[Saved entries]
=====
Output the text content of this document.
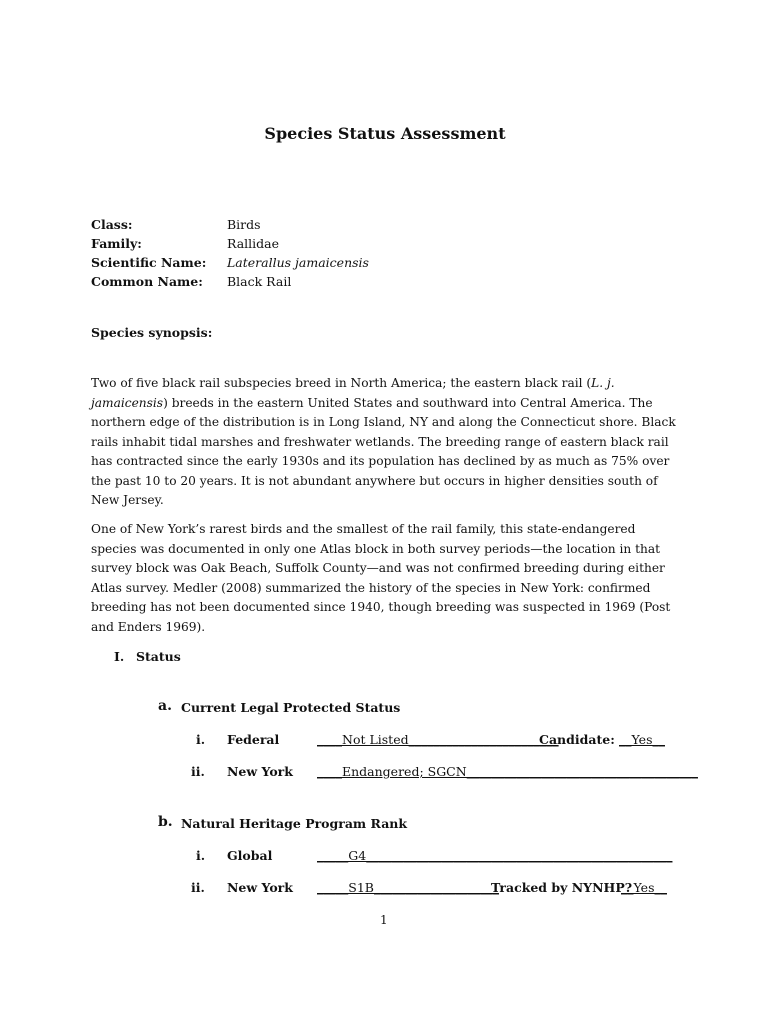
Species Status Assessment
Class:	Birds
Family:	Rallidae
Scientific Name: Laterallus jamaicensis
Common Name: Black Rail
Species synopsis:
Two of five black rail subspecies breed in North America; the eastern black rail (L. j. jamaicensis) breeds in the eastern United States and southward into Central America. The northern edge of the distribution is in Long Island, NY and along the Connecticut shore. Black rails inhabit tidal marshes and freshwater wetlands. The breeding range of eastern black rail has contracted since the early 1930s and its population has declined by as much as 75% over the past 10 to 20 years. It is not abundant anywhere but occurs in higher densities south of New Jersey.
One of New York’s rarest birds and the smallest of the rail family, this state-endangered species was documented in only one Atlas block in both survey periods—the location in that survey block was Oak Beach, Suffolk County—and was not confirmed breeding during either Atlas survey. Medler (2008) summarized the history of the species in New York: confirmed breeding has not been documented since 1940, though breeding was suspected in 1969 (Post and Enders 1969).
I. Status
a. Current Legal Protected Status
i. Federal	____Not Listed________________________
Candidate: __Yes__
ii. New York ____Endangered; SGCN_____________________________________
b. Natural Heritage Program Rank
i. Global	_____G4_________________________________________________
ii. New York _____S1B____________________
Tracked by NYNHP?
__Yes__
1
=====
Gather every line from the listing above in which "this" appears, and copy those lines.

WRITTEN RESPONSE:
Output the text content of this document.
One of New York’s rarest birds and the smallest of the rail family, this state-endangered species was documented in only one Atlas block in both survey periods—the location in that survey block was Oak Beach, Suffolk County—and was not confirmed breeding during either Atlas survey. Medler (2008) summarized the history of the species in New York: confirmed breeding has not been documented since 1940, though breeding was suspected in 1969 (Post and Enders 1969).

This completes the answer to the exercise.